* What this task involves: Records follow. Pull out every line that contains "ceylon".

(Dataset records)
▼▼▼

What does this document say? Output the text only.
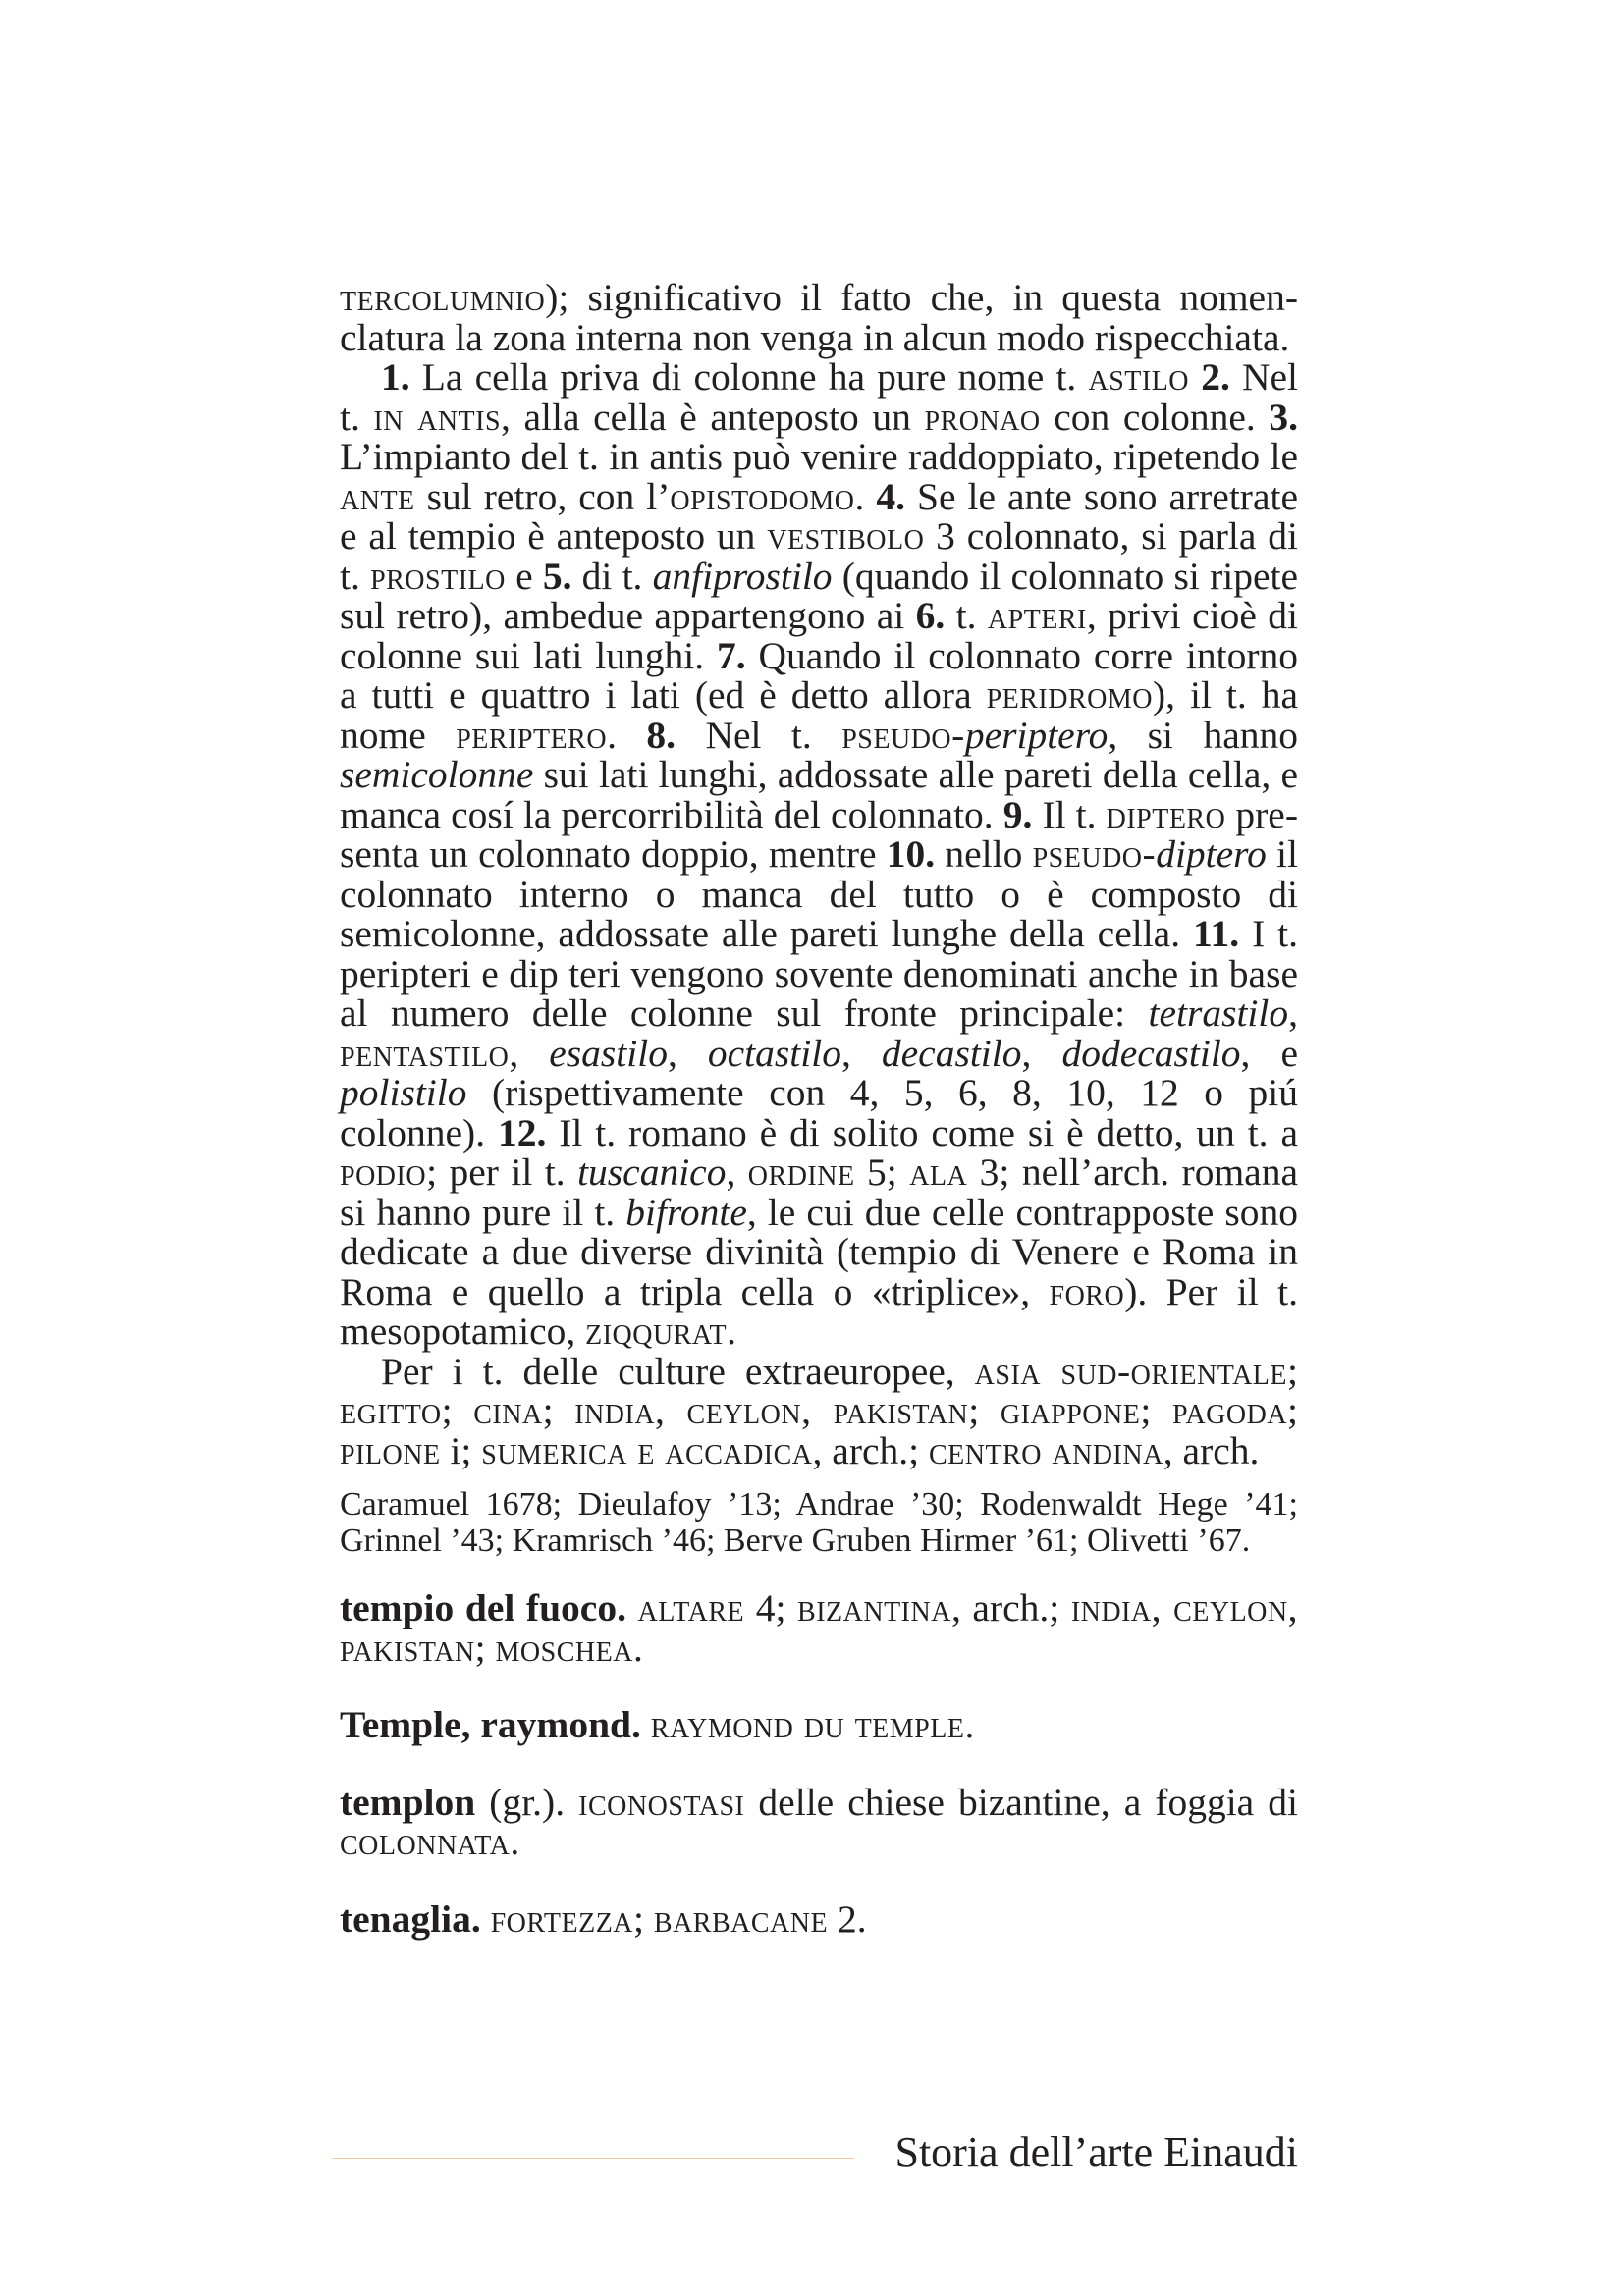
tercolumnio); significativo il fatto che, in questa nomenclatura la zona interna non venga in alcun modo rispecchiata.

1. La cella priva di colonne ha pure nome t. astilo 2. Nel t. in antis, alla cella è anteposto un pronao con colonne. 3. L’impianto del t. in antis può venire raddoppiato, ripetendo le ante sul retro, con l’opistodomo. 4. Se le ante sono arretrate e al tempio è anteposto un vestibolo 3 colonnato, si parla di t. prostilo e 5. di t. anfiprostilo (quando il colonnato si ripete sul retro), ambedue appartengono ai 6. t. apteri, privi cioè di colonne sui lati lunghi. 7. Quando il colonnato corre intorno a tutti e quattro i lati (ed è detto allora peridromo), il t. ha nome periptero. 8. Nel t. pseudo-periptero, si hanno semicolonne sui lati lunghi, addossate alle pareti della cella, e manca cosí la percorribilità del colonnato. 9. Il t. diptero presenta un colonnato doppio, mentre 10. nello pseudo-diptero il colonnato interno o manca del tutto o è composto di semicolonne, addossate alle pareti lunghe della cella. 11. I t. peripteri e dip teri vengono sovente denominati anche in base al numero delle colonne sul fronte principale: tetrastilo, pentastilo, esastilo, octastilo, decastilo, dodecastilo, e polistilo (rispettivamente con 4, 5, 6, 8, 10, 12 o piú colonne). 12. Il t. romano è di solito come si è detto, un t. a podio; per il t. tuscanico, ordine 5; ala 3; nell’arch. romana si hanno pure il t. bifronte, le cui due celle contrapposte sono dedicate a due diverse divinità (tempio di Venere e Roma in Roma e quello a tripla cella o «triplice», foro). Per il t. mesopotamico, ziqqurat.

Per i t. delle culture extraeuropee, asia sud-orientale; egitto; cina; india, ceylon, pakistan; giappone; pagoda; pilone i; sumerica e accadica, arch.; centro andina, arch.

Caramuel 1678; Dieulafoy ’13; Andrae ’30; Rodenwaldt Hege ’41; Grinnel ’43; Kramrisch ’46; Berve Gruben Hirmer ’61; Olivetti ’67.

tempio del fuoco. altare 4; bizantina, arch.; india, ceylon, pakistan; moschea.

Temple, raymond. raymond du temple.

templon (gr.). iconostasi delle chiese bizantine, a foggia di colonnata.

tenaglia. fortezza; barbacane 2.

Storia dell’arte Einaudi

▲▲▲

* Correct answer:
Per i t. delle culture extraeuropee, asia sud-orientale; egitto; cina; india, ceylon, pakistan; giappone; pagoda; pilone i; sumerica e accadica, arch.; centro andina, arch.
tempio del fuoco. altare 4; bizantina, arch.; india, ceylon, pakistan; moschea.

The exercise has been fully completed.